▶ [INSTRUCTIONS FOR THE TASK]:
All of the material should be reproduced exactly, with pictures left out.

▶ [DATA EXTRACT]:
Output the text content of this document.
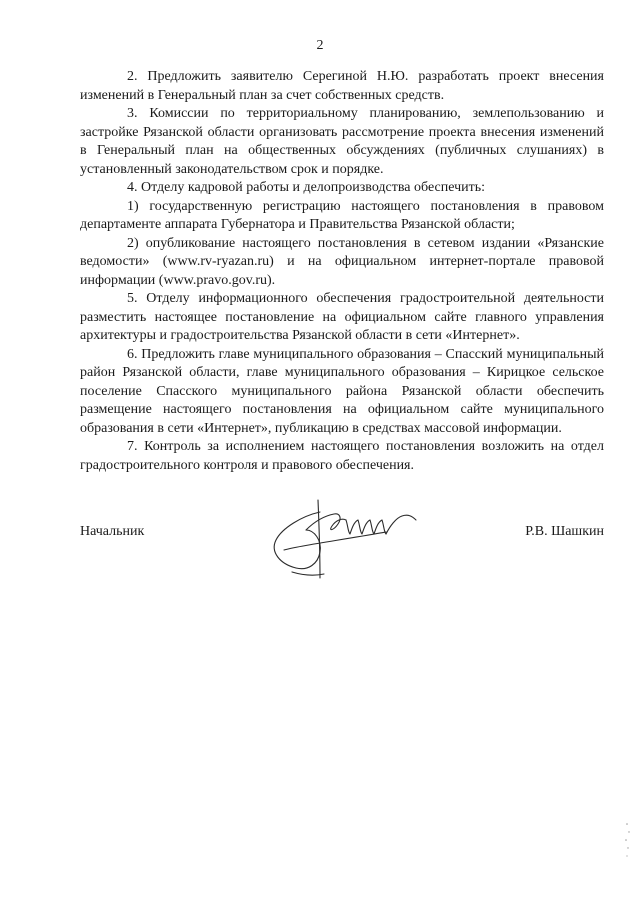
2

2. Предложить заявителю Серегиной Н.Ю. разработать проект внесения изменений в Генеральный план за счет собственных средств.

3. Комиссии по территориальному планированию, землепользованию и застройке Рязанской области организовать рассмотрение проекта внесения изменений в Генеральный план на общественных обсуждениях (публичных слушаниях) в установленный законодательством срок и порядке.

4. Отделу кадровой работы и делопроизводства обеспечить:

1) государственную регистрацию настоящего постановления в правовом департаменте аппарата Губернатора и Правительства Рязанской области;

2) опубликование настоящего постановления в сетевом издании «Рязанские ведомости» (www.rv-ryazan.ru) и на официальном интернет-портале правовой информации (www.pravo.gov.ru).

5. Отделу информационного обеспечения градостроительной деятельности разместить настоящее постановление на официальном сайте главного управления архитектуры и градостроительства Рязанской области в сети «Интернет».

6. Предложить главе муниципального образования – Спасский муниципальный район Рязанской области, главе муниципального образования – Кирицкое сельское поселение Спасского муниципального района Рязанской области обеспечить размещение настоящего постановления на официальном сайте муниципального образования в сети «Интернет», публикацию в средствах массовой информации.

7. Контроль за исполнением настоящего постановления возложить на отдел градостроительного контроля и правового обеспечения.

Начальник	Р.В. Шашкин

▶ [EXERCISE SOLUTION]:
Output the text content of this document.
2

2. Предложить заявителю Серегиной Н.Ю. разработать проект внесения изменений в Генеральный план за счет собственных средств.

3. Комиссии по территориальному планированию, землепользованию и застройке Рязанской области организовать рассмотрение проекта внесения изменений в Генеральный план на общественных обсуждениях (публичных слушаниях) в установленный законодательством срок и порядке.

4. Отделу кадровой работы и делопроизводства обеспечить:

1) государственную регистрацию настоящего постановления в правовом департаменте аппарата Губернатора и Правительства Рязанской области;

2) опубликование настоящего постановления в сетевом издании «Рязанские ведомости» (www.rv-ryazan.ru) и на официальном интернет-портале правовой информации (www.pravo.gov.ru).

5. Отделу информационного обеспечения градостроительной деятельности разместить настоящее постановление на официальном сайте главного управления архитектуры и градостроительства Рязанской области в сети «Интернет».

6. Предложить главе муниципального образования – Спасский муниципальный район Рязанской области, главе муниципального образования – Кирицкое сельское поселение Спасского муниципального района Рязанской области обеспечить размещение настоящего постановления на официальном сайте муниципального образования в сети «Интернет», публикацию в средствах массовой информации.

7. Контроль за исполнением настоящего постановления возложить на отдел градостроительного контроля и правового обеспечения.

Начальник	Р.В. Шашкин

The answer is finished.